• **Direction**: Put every line of the rows below into a JSON list of strings, one string per line. Skip blank lines and leave the pictures out.

• **Dataset rows**:
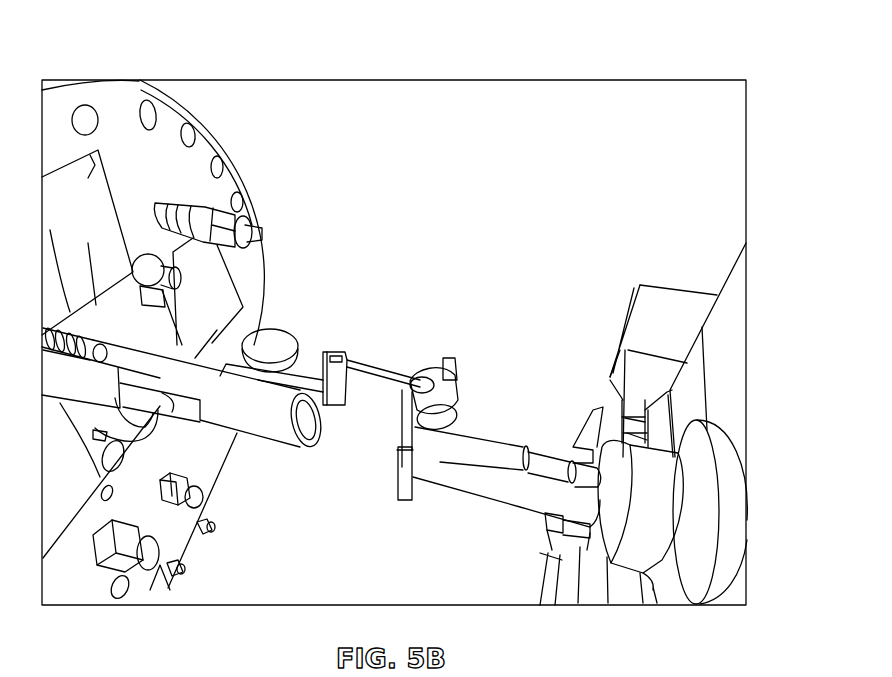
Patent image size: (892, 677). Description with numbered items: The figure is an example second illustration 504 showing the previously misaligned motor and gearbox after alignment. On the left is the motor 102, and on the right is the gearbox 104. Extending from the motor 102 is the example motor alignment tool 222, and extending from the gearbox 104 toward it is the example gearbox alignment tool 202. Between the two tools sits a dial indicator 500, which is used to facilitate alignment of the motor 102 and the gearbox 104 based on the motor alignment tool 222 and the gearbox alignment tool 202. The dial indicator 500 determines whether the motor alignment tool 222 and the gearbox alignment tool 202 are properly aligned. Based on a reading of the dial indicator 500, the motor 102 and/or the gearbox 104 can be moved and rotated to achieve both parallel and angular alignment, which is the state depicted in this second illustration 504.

The second illustration 504 is at (726, 38).
The motor 102 is at (240, 153).
The gearbox 104 is at (648, 253).
The motor alignment tool 222 is at (287, 465).
The dial indicator 500 is at (405, 323).
The gearbox alignment tool 202 is at (453, 517).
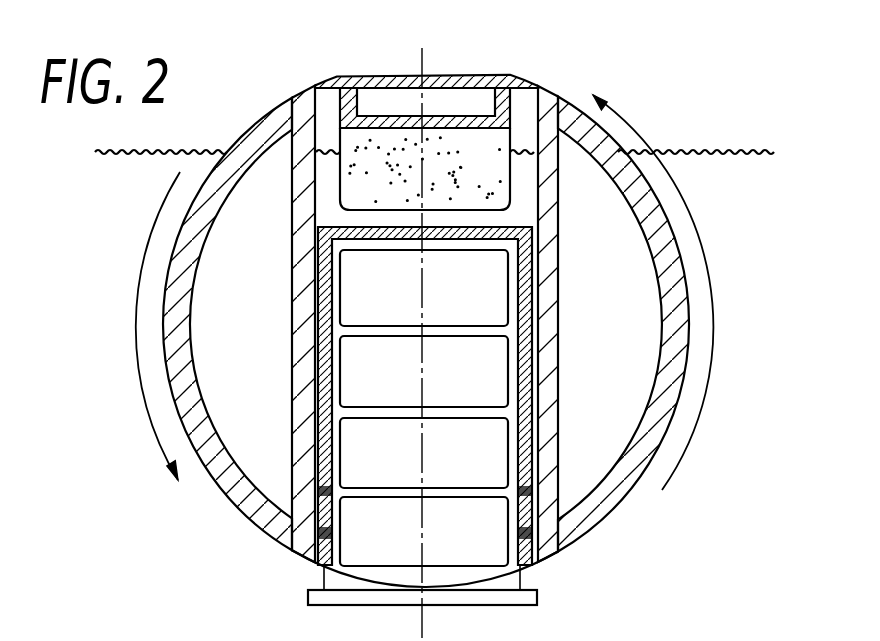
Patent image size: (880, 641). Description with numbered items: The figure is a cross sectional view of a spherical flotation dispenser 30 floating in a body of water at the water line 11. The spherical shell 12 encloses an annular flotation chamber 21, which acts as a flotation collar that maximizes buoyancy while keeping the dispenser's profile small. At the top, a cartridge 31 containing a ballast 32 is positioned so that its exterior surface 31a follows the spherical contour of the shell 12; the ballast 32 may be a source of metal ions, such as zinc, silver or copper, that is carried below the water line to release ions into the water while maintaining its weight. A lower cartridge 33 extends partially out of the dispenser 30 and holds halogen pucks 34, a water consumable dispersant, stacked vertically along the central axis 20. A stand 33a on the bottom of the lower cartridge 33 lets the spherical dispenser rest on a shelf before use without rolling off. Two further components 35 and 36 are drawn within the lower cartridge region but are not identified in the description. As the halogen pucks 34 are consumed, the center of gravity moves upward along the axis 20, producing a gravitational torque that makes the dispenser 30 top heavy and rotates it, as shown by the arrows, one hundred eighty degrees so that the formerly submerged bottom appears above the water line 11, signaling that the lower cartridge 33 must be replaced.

The water line 11 is at (710, 147).
The shell 12 is at (690, 288).
The axis 20 is at (420, 70).
The annular flotation chamber 21 is at (618, 336).
The flotation dispenser 30 is at (655, 85).
The cartridge 31 is at (463, 74).
The exterior surface 31a is at (377, 74).
The ballast 32 is at (475, 157).
The lower cartridge 33 is at (538, 414).
The stand 33a is at (490, 606).
The halogen pucks 34 is at (380, 533).
The inner container 35 is at (532, 533).
The spacers 36 is at (525, 530).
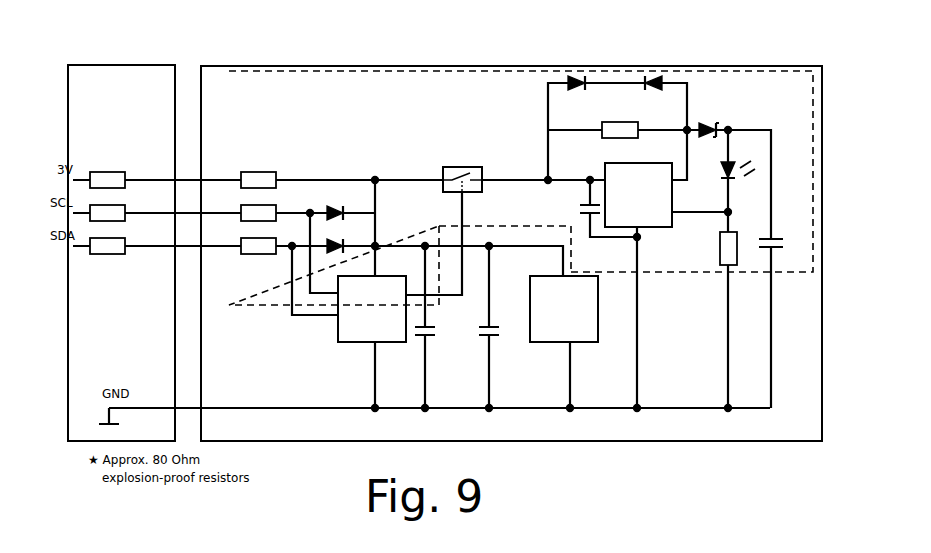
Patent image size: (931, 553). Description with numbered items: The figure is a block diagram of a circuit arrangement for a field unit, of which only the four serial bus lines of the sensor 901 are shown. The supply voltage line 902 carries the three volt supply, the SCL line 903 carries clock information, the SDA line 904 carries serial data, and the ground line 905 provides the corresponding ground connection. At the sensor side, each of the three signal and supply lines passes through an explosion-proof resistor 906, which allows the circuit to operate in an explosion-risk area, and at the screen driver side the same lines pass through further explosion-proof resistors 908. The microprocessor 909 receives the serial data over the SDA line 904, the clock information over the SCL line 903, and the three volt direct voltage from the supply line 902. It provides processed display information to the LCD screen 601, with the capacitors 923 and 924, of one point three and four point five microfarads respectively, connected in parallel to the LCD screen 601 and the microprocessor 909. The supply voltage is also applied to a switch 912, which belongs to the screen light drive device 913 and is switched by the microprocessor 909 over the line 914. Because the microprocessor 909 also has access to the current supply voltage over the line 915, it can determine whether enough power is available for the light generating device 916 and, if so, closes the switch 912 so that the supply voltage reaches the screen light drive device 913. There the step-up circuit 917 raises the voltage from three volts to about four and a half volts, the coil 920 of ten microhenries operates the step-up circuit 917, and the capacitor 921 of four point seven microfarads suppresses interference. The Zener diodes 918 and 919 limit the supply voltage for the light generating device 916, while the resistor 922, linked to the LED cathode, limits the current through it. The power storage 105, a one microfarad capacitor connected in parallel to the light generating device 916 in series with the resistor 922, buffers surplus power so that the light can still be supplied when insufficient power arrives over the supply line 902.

The sensor / field unit 901 is at (125, 88).
The supply voltage line 902 is at (142, 211).
The SCL line 903 is at (150, 178).
The SDA line 904 is at (150, 248).
The ground line 905 is at (160, 405).
The explosion-proof resistor 906 is at (100, 256).
The explosion-proof resistors 908 is at (258, 171).
The microprocessor 909 is at (338, 334).
The switch 912 is at (460, 168).
The screen light drive device 913 is at (775, 68).
The line 914 is at (445, 235).
The line 915 is at (378, 205).
The light generating device 916 is at (733, 160).
The step-up circuit 917 is at (648, 220).
The Zener diodes 918 is at (577, 80).
The Zener diode 919 is at (707, 124).
The coil 920 is at (600, 122).
The capacitor 921 is at (575, 210).
The resistor 922 is at (723, 266).
The capacitor 923 is at (418, 340).
The capacitor 924 is at (482, 340).
The LCD screen module 601 is at (555, 345).
The power storage 105 is at (785, 245).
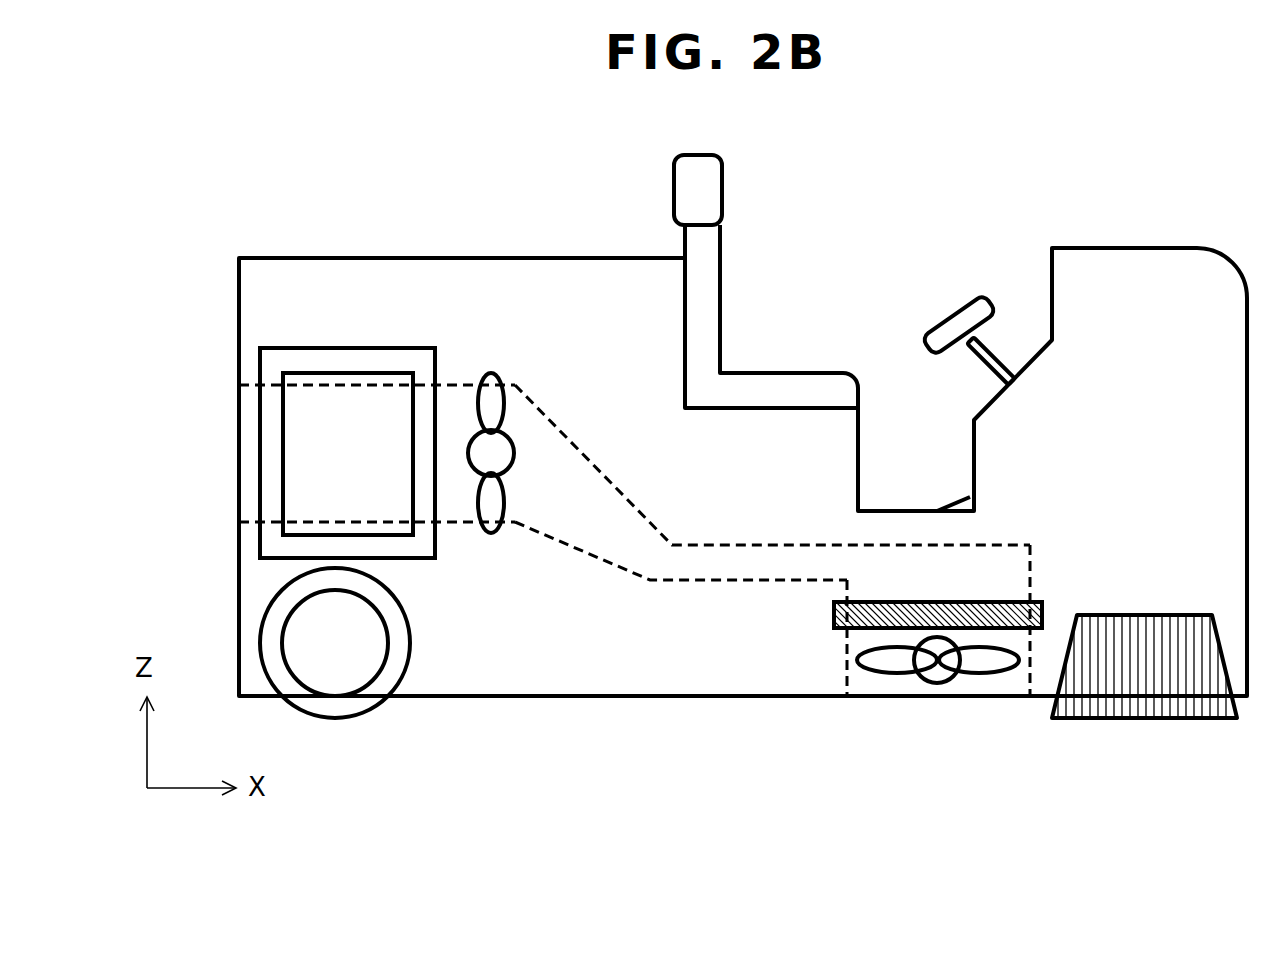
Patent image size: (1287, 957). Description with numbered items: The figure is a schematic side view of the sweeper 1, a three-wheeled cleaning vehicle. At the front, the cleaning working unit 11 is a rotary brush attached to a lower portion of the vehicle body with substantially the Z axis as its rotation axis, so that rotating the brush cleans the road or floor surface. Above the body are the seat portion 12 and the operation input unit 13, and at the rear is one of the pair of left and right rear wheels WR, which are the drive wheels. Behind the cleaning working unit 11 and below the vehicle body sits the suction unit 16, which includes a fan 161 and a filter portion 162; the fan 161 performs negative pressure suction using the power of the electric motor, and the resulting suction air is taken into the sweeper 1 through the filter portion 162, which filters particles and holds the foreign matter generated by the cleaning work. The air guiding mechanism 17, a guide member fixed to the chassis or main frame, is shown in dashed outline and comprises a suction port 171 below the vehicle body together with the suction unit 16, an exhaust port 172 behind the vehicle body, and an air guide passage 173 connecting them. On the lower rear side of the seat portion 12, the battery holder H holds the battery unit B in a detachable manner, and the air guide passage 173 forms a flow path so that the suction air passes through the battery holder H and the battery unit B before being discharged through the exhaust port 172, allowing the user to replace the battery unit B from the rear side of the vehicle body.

• **Response to the exercise**:
[
  "Patent image size: (892, 677). Description with numbered items: The figure is an example second illustration 504 showing the previously misaligned motor and gearbox after alignment. On the left is the motor 102, and on the right is the gearbox 104. Extending from the motor 102 is the example motor alignment tool 222, and extending from the gearbox 104 toward it is the example gearbox alignment tool 202. Between the two tools sits a dial indicator 500, which is used to facilitate alignment of the motor 102 and the gearbox 104 based on the motor alignment tool 222 and the gearbox alignment tool 202. The dial indicator 500 determines whether the motor alignment tool 222 and the gearbox alignment tool 202 are properly aligned. Based on a reading of the dial indicator 500, the motor 102 and/or the gearbox 104 can be moved and rotated to achieve both parallel and angular alignment, which is the state depicted in this second illustration 504.",
  "The second illustration 504 is at (726, 38).",
  "The motor 102 is at (240, 153).",
  "The gearbox 104 is at (648, 253).",
  "The motor alignment tool 222 is at (287, 465).",
  "The dial indicator 500 is at (405, 323).",
  "The gearbox alignment tool 202 is at (453, 517).",
  "Patent image size: (880, 641). Description with numbered items: The figure is a cross sectional view of a spherical flotation dispenser 30 floating in a body of water at the water line 11. The spherical shell 12 encloses an annular flotation chamber 21, which acts as a flotation collar that maximizes buoyancy while keeping the dispenser's profile small. At the top, a cartridge 31 containing a ballast 32 is positioned so that its exterior surface 31a follows the spherical contour of the shell 12; the ballast 32 may be a source of metal ions, such as zinc, silver or copper, that is carried below the water line to release ions into the water while maintaining its weight. A lower cartridge 33 extends partially out of the dispenser 30 and holds halogen pucks 34, a water consumable dispersant, stacked vertically along the central axis 20. A stand 33a on the bottom of the lower cartridge 33 lets the spherical dispenser rest on a shelf before use without rolling off. Two further components 35 and 36 are drawn within the lower cartridge region but are not identified in the description. As the halogen pucks 34 are consumed, the center of gravity moves upward along the axis 20, producing a gravitational torque that makes the dispenser 30 top heavy and rotates it, as shown by the arrows, one hundred eighty degrees so that the formerly submerged bottom appears above the water line 11, signaling that the lower cartridge 33 must be replaced.",
  "The water line 11 is at (710, 147).",
  "The shell 12 is at (690, 288).",
  "The axis 20 is at (420, 70).",
  "The annular flotation chamber 21 is at (618, 336).",
  "The flotation dispenser 30 is at (655, 85).",
  "The cartridge 31 is at (463, 74).",
  "The exterior surface 31a is at (377, 74).",
  "The ballast 32 is at (475, 157).",
  "The lower cartridge 33 is at (538, 414).",
  "The stand 33a is at (490, 606).",
  "The halogen pucks 34 is at (380, 533).",
  "The inner container 35 is at (532, 533).",
  "The spacers 36 is at (525, 530).",
  "Patent image size: (931, 553). Description with numbered items: The figure is a block diagram of a circuit arrangement for a field unit, of which only the four serial bus lines of the sensor 901 are shown. The supply voltage line 902 carries the three volt supply, the SCL line 903 carries clock information, the SDA line 904 carries serial data, and the ground line 905 provides the corresponding ground connection. At the sensor side, each of the three signal and supply lines passes through an explosion-proof resistor 906, which allows the circuit to operate in an explosion-risk area, and at the screen driver side the same lines pass through further explosion-proof resistors 908. The microprocessor 909 receives the serial data over the SDA line 904, the clock information over the SCL line 903, and the three volt direct voltage from the supply line 902. It provides processed display information to the LCD screen 601, with the capacitors 923 and 924, of one point three and four point five microfarads respectively, connected in parallel to the LCD screen 601 and the microprocessor 909. The supply voltage is also applied to a switch 912, which belongs to the screen light drive device 913 and is switched by the microprocessor 909 over the line 914. Because the microprocessor 909 also has access to the current supply voltage over the line 915, it can determine whether enough power is available for the light generating device 916 and, if so, closes the switch 912 so that the supply voltage reaches the screen light drive device 913. There the step-up circuit 917 raises the voltage from three volts to about four and a half volts, the coil 920 of ten microhenries operates the step-up circuit 917, and the capacitor 921 of four point seven microfarads suppresses interference. The Zener diodes 918 and 919 limit the supply voltage for the light generating device 916, while the resistor 922, linked to the LED cathode, limits the current through it. The power storage 105, a one microfarad capacitor connected in parallel to the light generating device 916 in series with the resistor 922, buffers surplus power so that the light can still be supplied when insufficient power arrives over the supply line 902.",
  "The sensor / field unit 901 is at (125, 88).",
  "The supply voltage line 902 is at (142, 211).",
  "The SCL line 903 is at (150, 178).",
  "The SDA line 904 is at (150, 248).",
  "The ground line 905 is at (160, 405).",
  "The explosion-proof resistor 906 is at (100, 256).",
  "The explosion-proof resistors 908 is at (258, 171).",
  "The microprocessor 909 is at (338, 334).",
  "The switch 912 is at (460, 168).",
  "The screen light drive device 913 is at (775, 68).",
  "The line 914 is at (445, 235).",
  "The line 915 is at (378, 205).",
  "The light generating device 916 is at (733, 160).",
  "The step-up circuit 917 is at (648, 220).",
  "The Zener diodes 918 is at (577, 80).",
  "The Zener diode 919 is at (707, 124).",
  "The coil 920 is at (600, 122).",
  "The capacitor 921 is at (575, 210).",
  "The resistor 922 is at (723, 266).",
  "The capacitor 923 is at (418, 340).",
  "The capacitor 924 is at (482, 340).",
  "The LCD screen module 601 is at (555, 345).",
  "The power storage 105 is at (785, 245).",
  "Patent image size: (1287, 957). Description with numbered items: The figure is a schematic side view of the sweeper 1, a three-wheeled cleaning vehicle. At the front, the cleaning working unit 11 is a rotary brush attached to a lower portion of the vehicle body with substantially the Z axis as its rotation axis, so that rotating the brush cleans the road or floor surface. Above the body are the seat portion 12 and the operation input unit 13, and at the rear is one of the pair of left and right rear wheels WR, which are the drive wheels. Behind the cleaning working unit 11 and below the vehicle body sits the suction unit 16, which includes a fan 161 and a filter portion 162; the fan 161 performs negative pressure suction using the power of the electric motor, and the resulting suction air is taken into the sweeper 1 through the filter portion 162, which filters particles and holds the foreign matter generated by the cleaning work. The air guiding mechanism 17, a guide member fixed to the chassis or main frame, is shown in dashed outline and comprises a suction port 171 below the vehicle body together with the suction unit 16, an exhaust port 172 behind the vehicle body, and an air guide passage 173 connecting them. On the lower rear side of the seat portion 12, the battery holder H holds the battery unit B in a detachable manner, and the air guide passage 173 forms a flow path so that the suction air passes through the battery holder H and the battery unit B before being discharged through the exhaust port 172, allowing the user to replace the battery unit B from the rear side of the vehicle body."
]